Exercise directions
Which lines in the records below contain the word "times"? Copy each one out.
--- START ---
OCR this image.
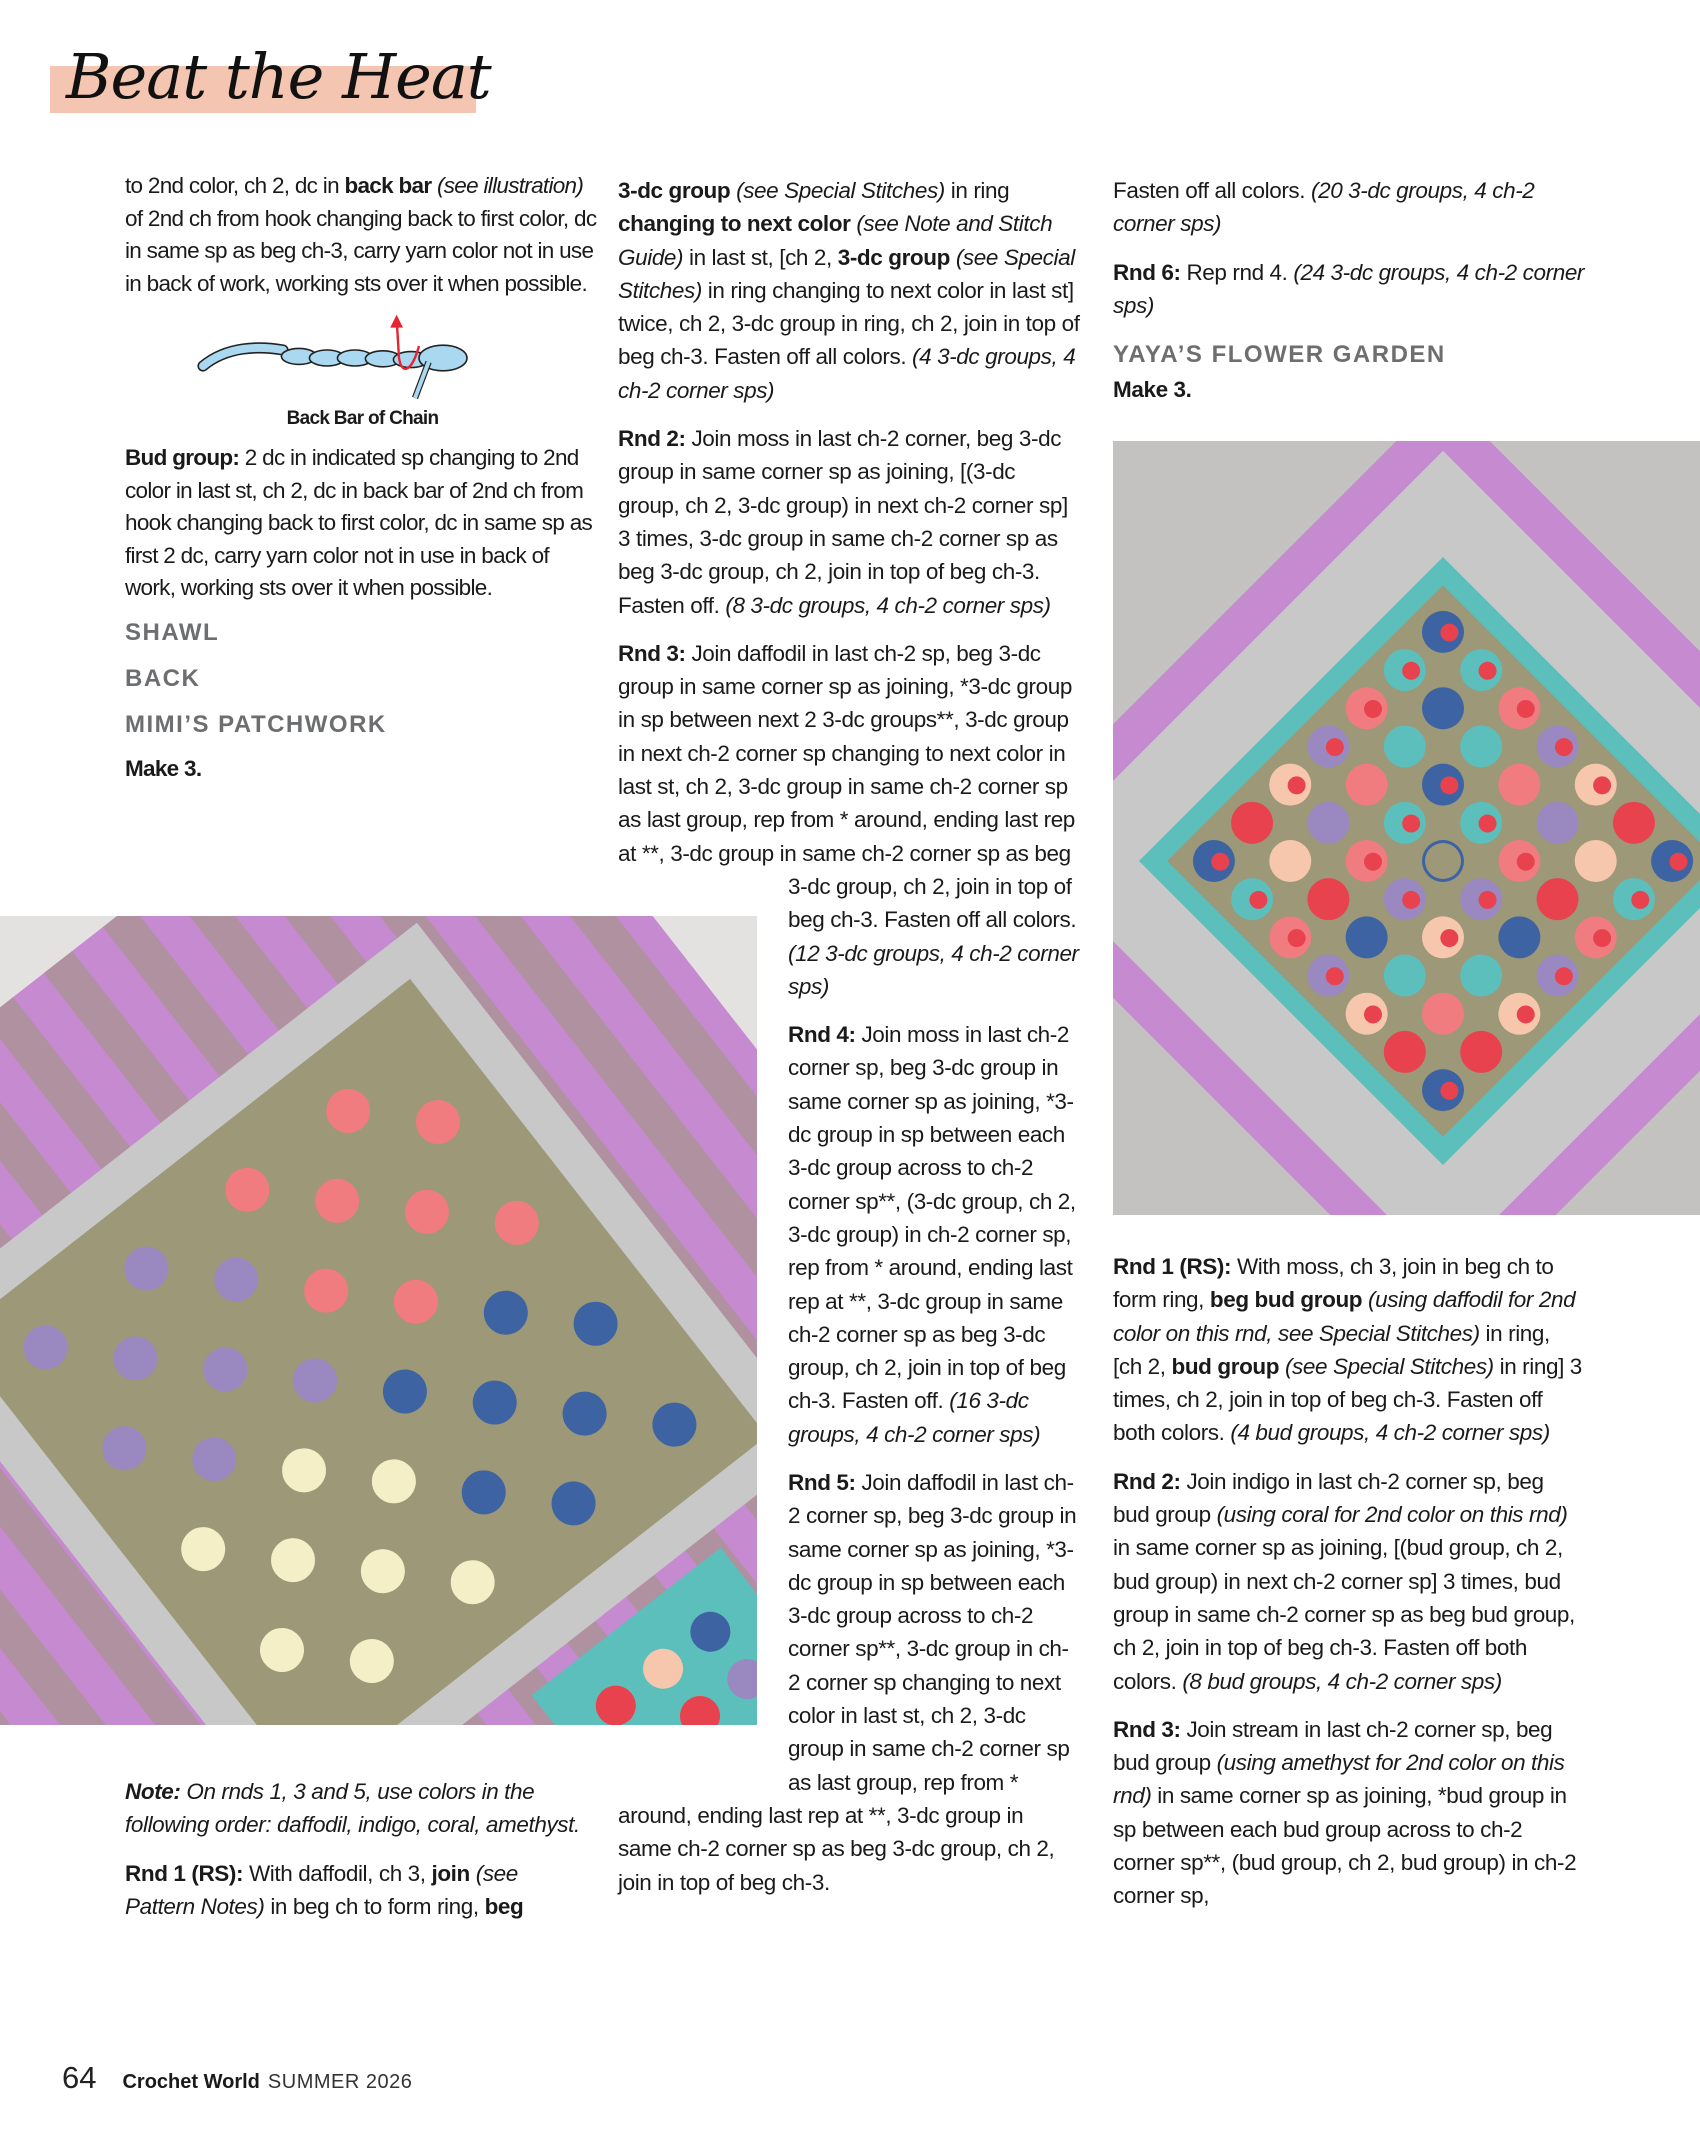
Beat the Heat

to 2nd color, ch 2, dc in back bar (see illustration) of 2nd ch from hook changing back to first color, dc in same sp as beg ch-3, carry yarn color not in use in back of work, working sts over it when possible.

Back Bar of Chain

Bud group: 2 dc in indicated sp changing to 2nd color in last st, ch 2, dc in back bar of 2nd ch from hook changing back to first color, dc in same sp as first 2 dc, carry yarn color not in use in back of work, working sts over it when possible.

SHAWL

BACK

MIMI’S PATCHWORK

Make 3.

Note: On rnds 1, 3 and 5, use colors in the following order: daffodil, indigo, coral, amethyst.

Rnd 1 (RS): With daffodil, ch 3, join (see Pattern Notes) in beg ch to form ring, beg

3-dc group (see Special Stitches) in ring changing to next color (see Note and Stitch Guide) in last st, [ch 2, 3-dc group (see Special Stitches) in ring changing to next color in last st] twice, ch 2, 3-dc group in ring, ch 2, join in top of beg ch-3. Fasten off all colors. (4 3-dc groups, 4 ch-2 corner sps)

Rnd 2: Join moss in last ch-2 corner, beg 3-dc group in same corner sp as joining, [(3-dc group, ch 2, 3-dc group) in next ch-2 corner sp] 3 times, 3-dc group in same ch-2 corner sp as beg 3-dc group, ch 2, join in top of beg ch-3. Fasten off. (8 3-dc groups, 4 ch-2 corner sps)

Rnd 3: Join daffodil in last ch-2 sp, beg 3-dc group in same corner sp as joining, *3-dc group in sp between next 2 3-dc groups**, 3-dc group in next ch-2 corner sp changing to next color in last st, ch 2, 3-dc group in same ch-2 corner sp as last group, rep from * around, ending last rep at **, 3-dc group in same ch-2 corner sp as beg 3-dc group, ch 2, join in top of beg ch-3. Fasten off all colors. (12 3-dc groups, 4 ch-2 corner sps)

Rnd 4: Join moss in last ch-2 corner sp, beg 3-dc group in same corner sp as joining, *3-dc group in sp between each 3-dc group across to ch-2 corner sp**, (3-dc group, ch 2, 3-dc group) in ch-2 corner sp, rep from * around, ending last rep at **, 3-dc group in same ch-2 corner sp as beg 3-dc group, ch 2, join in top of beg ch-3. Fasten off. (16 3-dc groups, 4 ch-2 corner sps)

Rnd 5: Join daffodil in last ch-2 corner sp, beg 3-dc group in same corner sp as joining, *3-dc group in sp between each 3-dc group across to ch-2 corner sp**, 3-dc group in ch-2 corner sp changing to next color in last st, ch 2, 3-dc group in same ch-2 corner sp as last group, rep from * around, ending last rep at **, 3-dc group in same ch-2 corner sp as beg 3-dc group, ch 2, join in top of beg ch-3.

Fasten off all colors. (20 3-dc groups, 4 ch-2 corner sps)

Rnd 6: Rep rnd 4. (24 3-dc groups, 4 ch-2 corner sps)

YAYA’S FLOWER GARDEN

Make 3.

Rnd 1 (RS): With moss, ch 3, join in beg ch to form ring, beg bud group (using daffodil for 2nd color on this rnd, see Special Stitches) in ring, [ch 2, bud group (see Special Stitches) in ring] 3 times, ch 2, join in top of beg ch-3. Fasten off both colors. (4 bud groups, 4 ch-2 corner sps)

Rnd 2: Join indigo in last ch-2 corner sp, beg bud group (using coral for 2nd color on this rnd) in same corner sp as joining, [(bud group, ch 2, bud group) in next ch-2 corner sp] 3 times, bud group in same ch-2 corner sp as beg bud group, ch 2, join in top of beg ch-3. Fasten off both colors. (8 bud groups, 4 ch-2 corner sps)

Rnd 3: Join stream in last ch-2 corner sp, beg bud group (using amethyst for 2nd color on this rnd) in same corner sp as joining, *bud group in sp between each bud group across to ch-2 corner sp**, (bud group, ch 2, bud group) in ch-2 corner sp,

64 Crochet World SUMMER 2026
--- END ---
--- START ---
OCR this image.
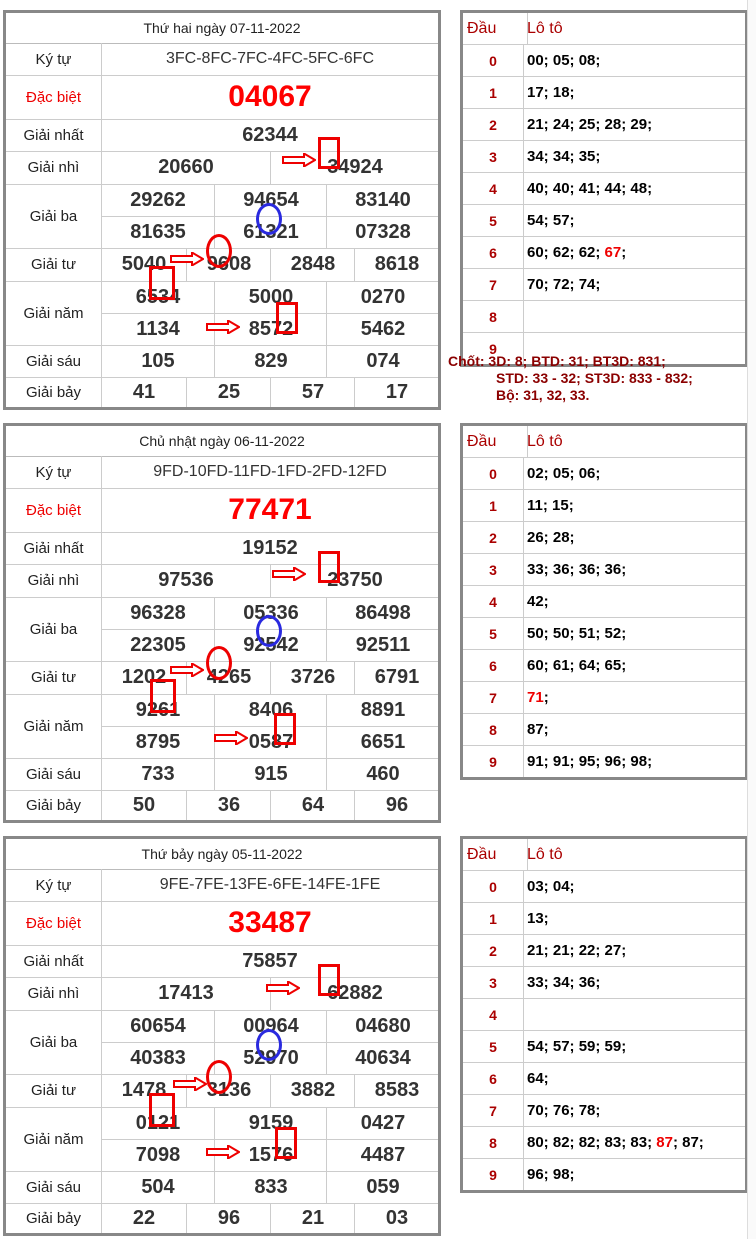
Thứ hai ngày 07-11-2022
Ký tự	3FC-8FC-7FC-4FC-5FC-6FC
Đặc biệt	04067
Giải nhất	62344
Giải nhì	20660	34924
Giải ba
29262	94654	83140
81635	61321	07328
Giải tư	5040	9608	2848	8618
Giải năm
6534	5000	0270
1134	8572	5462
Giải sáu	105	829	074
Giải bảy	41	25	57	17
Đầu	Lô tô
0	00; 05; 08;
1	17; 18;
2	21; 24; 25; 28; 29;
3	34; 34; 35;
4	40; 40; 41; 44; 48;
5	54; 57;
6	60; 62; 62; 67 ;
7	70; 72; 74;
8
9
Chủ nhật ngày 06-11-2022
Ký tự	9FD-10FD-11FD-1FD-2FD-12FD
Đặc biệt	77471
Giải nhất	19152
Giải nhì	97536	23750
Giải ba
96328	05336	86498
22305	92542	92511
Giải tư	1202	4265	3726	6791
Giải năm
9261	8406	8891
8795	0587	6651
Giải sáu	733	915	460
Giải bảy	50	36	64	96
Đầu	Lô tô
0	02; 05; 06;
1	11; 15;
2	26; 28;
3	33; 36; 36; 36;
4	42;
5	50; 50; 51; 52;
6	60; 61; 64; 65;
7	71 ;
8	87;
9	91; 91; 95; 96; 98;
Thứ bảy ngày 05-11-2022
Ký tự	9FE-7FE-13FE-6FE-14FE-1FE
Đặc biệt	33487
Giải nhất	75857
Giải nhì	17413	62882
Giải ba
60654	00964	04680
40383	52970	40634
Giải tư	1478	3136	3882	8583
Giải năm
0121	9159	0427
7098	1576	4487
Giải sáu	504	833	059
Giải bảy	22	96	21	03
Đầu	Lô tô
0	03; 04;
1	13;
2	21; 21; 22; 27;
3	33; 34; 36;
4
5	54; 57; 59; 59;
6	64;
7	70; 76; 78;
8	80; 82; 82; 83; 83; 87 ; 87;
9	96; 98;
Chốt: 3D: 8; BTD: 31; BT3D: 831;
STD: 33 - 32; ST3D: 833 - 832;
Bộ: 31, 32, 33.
--- END ---
Answer for the task
Rnd 2: Join moss in last ch-2 corner, beg 3-dc group in same corner sp as joining, [(3-dc group, ch 2, 3-dc group) in next ch-2 corner sp] 3 times, 3-dc group in same ch-2 corner sp as beg 3-dc group, ch 2, join in top of beg ch-3. Fasten off. (8 3-dc groups, 4 ch-2 corner sps)
Rnd 1 (RS): With moss, ch 3, join in beg ch to form ring, beg bud group (using daffodil for 2nd color on this rnd, see Special Stitches) in ring, [ch 2, bud group (see Special Stitches) in ring] 3 times, ch 2, join in top of beg ch-3. Fasten off both colors. (4 bud groups, 4 ch-2 corner sps)
Rnd 2: Join indigo in last ch-2 corner sp, beg bud group (using coral for 2nd color on this rnd) in same corner sp as joining, [(bud group, ch 2, bud group) in next ch-2 corner sp] 3 times, bud group in same ch-2 corner sp as beg bud group, ch 2, join in top of beg ch-3. Fasten off both colors. (8 bud groups, 4 ch-2 corner sps)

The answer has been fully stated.